**Your task:**
Count the lines in the entries below that include the word "JSON". Give nothing but the number.
====== Records provided ======
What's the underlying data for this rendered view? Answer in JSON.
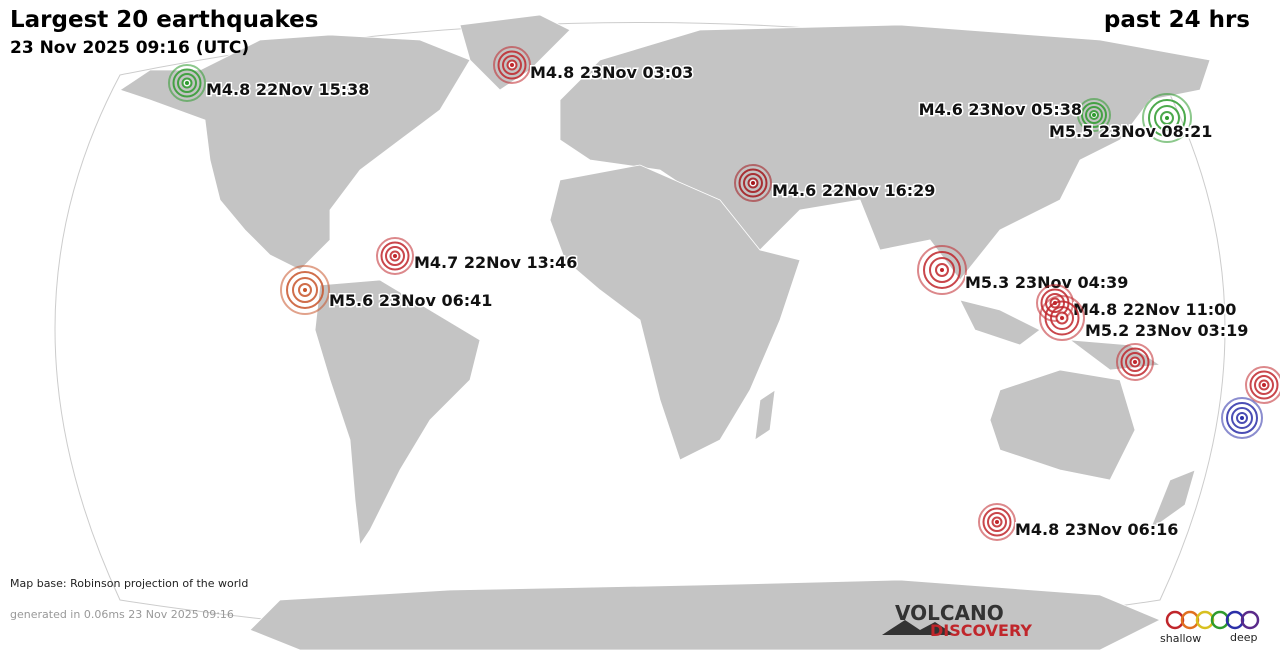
{
  "header": {
    "title": "Largest 20 earthquakes",
    "subtitle": "23 Nov 2025 09:16 (UTC)",
    "period": "past 24 hrs"
  },
  "quakes": [
    {
      "label": "M4.8 22Nov 15:38",
      "color": "#2e9b2e"
    },
    {
      "label": "M4.8 23Nov 03:03",
      "color": "#c0262b"
    },
    {
      "label": "M4.6 23Nov 05:38",
      "color": "#2e9b2e"
    },
    {
      "label": "M5.5 23Nov 08:21",
      "color": "#2e9b2e"
    },
    {
      "label": "M4.6 22Nov 16:29",
      "color": "#a3161b"
    },
    {
      "label": "M4.7 22Nov 13:46",
      "color": "#c0262b"
    },
    {
      "label": "M5.6 23Nov 06:41",
      "color": "#c8552b"
    },
    {
      "label": "M5.3 23Nov 04:39",
      "color": "#c0262b"
    },
    {
      "label": "M4.8 22Nov 11:00",
      "color": "#c0262b"
    },
    {
      "label": "M5.2 23Nov 03:19",
      "color": "#c0262b"
    },
    {
      "color": "#c0262b"
    },
    {
      "color": "#c0262b"
    },
    {
      "color": "#2b2fa8"
    },
    {
      "label": "M4.8 23Nov 06:16",
      "color": "#c0262b"
    }
  ],
  "footer": {
    "map_base": "Map base: Robinson projection of the world",
    "generated": "generated in 0.06ms 23 Nov 2025 09:16"
  },
  "logo": {
    "line1": "VOLCANO",
    "line2": "DISCOVERY"
  },
  "legend": {
    "shallow": "shallow",
    "deep": "deep"
  }
}
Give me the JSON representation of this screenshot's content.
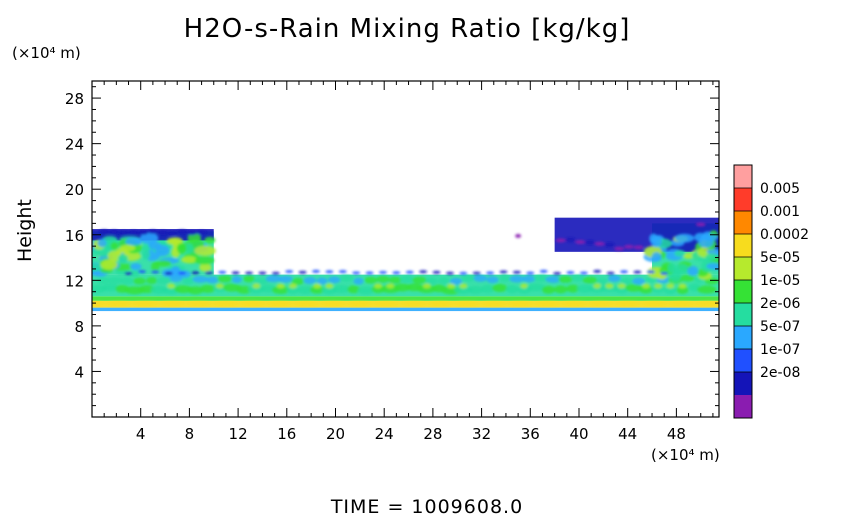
{
  "chart_data": {
    "type": "heatmap",
    "title": "H2O-s-Rain Mixing Ratio [kg/kg]",
    "ylabel": "Height",
    "xlabel": "",
    "x_unit": "(×10⁴ m)",
    "y_unit": "(×10⁴ m)",
    "xlim": [
      0,
      51.5
    ],
    "ylim": [
      0,
      29.5
    ],
    "x_ticks": [
      "4",
      "8",
      "12",
      "16",
      "20",
      "24",
      "28",
      "32",
      "36",
      "40",
      "44",
      "48"
    ],
    "y_ticks": [
      "4",
      "8",
      "12",
      "16",
      "20",
      "24",
      "28"
    ],
    "colorbar": {
      "labels": [
        "0.005",
        "0.001",
        "0.0002",
        "5e-05",
        "1e-05",
        "2e-06",
        "5e-07",
        "1e-07",
        "2e-08"
      ],
      "colors": [
        "#ff9f9f",
        "#ff3c2a",
        "#ff8800",
        "#f7dc1e",
        "#b6ea2d",
        "#35e235",
        "#25dda0",
        "#2aa8ff",
        "#2050ff",
        "#1414b8",
        "#8a1cb0"
      ]
    },
    "regions": [
      {
        "x": [
          0,
          51.5
        ],
        "y": [
          9.6,
          10.2
        ],
        "level": "0.0002"
      },
      {
        "x": [
          0,
          51.5
        ],
        "y": [
          9.3,
          9.6
        ],
        "level": "5e-07"
      },
      {
        "x": [
          0,
          51.5
        ],
        "y": [
          10.2,
          10.6
        ],
        "level": "1e-05"
      },
      {
        "x": [
          0,
          51.5
        ],
        "y": [
          10.6,
          12.5
        ],
        "level": "2e-06"
      },
      {
        "x": [
          0,
          10
        ],
        "y": [
          12.5,
          16.3
        ],
        "level": "2e-06"
      },
      {
        "x": [
          46,
          51.5
        ],
        "y": [
          12.5,
          17
        ],
        "level": "2e-06"
      },
      {
        "x": [
          0,
          10
        ],
        "y": [
          15.5,
          16.5
        ],
        "level": "2e-08"
      },
      {
        "x": [
          38,
          51.5
        ],
        "y": [
          14.5,
          17.5
        ],
        "level": "2e-08"
      }
    ],
    "grid": false
  },
  "footer": {
    "time_label": "TIME  =  1009608.0"
  }
}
======
**Result of the task:**
2